### WHAT IS BEING ASKED
Pick out every line in the data below that holds "współpraca".
— begin —
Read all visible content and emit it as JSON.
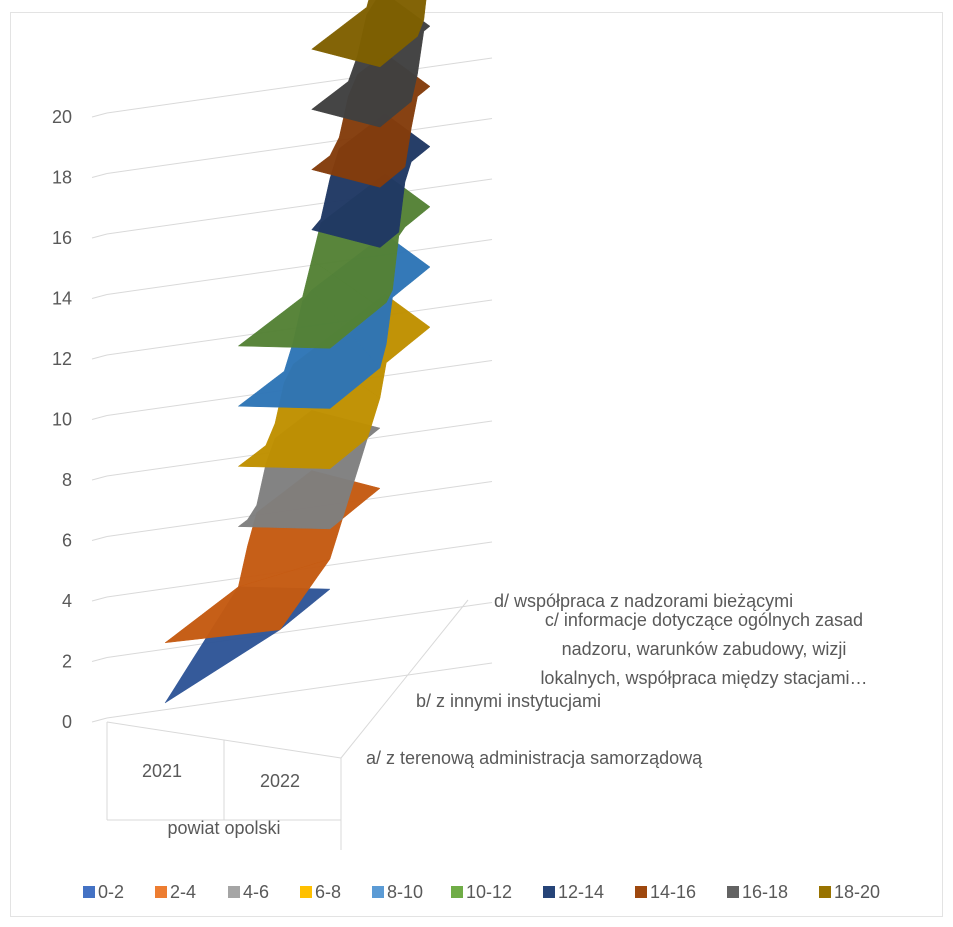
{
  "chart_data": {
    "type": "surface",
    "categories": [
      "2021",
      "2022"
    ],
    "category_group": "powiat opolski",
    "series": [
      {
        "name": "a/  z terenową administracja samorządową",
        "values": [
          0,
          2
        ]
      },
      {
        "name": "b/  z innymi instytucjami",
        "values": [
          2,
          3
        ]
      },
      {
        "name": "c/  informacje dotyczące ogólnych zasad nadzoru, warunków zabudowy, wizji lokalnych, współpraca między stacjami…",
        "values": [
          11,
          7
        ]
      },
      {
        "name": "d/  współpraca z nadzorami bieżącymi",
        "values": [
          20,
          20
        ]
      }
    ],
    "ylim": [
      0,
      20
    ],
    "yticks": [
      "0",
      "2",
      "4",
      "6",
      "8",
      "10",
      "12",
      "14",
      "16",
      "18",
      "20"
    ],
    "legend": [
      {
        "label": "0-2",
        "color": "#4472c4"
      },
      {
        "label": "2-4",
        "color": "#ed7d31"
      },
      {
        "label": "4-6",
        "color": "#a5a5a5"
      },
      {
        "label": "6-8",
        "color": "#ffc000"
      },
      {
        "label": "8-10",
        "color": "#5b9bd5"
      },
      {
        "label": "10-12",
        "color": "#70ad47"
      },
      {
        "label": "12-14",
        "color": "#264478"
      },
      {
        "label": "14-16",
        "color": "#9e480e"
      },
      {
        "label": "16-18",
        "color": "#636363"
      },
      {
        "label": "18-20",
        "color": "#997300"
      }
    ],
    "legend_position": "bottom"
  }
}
— end —
— begin —
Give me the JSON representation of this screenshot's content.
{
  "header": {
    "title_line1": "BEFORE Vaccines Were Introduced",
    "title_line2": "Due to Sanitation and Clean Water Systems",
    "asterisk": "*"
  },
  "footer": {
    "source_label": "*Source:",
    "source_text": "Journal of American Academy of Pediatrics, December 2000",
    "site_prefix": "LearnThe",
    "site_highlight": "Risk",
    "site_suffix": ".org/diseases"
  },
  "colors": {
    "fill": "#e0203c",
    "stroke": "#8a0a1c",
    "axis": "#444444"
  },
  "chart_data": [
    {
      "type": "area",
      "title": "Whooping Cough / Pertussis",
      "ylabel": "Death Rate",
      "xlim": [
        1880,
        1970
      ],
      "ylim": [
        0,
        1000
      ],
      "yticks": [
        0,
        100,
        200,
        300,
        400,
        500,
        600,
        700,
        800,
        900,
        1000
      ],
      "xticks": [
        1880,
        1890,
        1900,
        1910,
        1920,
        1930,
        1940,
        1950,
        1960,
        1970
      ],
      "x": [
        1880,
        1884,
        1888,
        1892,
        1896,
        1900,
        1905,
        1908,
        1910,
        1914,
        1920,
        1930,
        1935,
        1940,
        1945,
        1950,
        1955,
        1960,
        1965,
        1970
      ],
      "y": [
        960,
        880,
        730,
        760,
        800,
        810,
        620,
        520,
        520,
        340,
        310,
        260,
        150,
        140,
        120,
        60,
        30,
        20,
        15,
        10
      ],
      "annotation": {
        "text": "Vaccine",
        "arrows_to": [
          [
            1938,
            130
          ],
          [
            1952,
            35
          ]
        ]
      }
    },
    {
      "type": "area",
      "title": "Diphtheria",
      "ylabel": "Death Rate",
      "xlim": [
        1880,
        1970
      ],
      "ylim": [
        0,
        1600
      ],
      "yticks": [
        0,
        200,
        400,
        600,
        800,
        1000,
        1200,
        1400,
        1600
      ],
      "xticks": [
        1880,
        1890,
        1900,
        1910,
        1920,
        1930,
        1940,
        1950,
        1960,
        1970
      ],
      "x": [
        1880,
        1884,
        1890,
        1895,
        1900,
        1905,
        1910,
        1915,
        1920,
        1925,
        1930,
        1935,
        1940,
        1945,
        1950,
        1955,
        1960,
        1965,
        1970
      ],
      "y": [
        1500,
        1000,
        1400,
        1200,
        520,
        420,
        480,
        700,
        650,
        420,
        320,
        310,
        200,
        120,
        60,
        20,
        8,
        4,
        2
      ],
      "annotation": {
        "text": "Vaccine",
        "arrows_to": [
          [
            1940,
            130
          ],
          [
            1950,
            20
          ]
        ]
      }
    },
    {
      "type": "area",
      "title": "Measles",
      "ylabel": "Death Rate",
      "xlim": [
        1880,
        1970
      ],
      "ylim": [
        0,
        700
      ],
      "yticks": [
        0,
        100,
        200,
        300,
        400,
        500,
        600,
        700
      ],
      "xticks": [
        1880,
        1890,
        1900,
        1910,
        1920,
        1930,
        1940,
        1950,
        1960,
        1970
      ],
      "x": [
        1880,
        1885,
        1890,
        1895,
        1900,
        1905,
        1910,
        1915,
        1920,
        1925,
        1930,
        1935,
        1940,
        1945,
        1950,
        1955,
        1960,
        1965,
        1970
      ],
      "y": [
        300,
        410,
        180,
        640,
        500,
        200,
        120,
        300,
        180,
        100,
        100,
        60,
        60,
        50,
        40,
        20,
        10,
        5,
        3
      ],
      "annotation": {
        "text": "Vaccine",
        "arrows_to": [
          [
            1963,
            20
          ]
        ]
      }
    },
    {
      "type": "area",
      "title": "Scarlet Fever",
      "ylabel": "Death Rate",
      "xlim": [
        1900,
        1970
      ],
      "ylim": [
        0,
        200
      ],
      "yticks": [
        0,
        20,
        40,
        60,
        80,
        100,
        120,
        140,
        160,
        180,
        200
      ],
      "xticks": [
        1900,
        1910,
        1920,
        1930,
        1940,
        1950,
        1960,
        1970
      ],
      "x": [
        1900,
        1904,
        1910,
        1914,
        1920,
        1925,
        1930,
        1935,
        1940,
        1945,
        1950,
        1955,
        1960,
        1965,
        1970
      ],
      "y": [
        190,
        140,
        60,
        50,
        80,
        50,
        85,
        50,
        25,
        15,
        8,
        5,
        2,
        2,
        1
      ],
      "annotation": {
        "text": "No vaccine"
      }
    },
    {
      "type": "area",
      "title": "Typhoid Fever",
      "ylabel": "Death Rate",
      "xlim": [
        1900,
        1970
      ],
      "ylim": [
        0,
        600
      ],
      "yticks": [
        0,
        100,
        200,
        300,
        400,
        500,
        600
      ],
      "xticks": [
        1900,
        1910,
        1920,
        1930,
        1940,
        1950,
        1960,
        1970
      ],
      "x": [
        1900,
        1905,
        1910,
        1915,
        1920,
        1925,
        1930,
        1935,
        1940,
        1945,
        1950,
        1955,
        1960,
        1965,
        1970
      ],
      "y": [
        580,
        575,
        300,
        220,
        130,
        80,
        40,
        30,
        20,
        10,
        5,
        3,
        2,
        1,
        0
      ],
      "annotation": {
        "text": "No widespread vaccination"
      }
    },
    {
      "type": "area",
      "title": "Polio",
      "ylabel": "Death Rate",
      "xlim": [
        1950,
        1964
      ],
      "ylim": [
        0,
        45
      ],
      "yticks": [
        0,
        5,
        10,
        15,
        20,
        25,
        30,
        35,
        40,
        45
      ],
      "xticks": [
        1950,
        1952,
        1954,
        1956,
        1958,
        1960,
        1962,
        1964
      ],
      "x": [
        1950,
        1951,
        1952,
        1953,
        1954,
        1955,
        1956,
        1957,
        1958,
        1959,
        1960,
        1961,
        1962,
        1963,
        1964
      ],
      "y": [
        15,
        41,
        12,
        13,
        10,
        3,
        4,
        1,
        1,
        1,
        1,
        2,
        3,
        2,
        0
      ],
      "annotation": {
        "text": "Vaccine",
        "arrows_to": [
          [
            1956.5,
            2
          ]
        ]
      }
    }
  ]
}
— end —
### CORRECT OUTPUT
        "name": "c/  informacje dotyczące ogólnych zasad nadzoru, warunków zabudowy, wizji lokalnych, współpraca między stacjami…",
        "name": "d/  współpraca z nadzorami bieżącymi",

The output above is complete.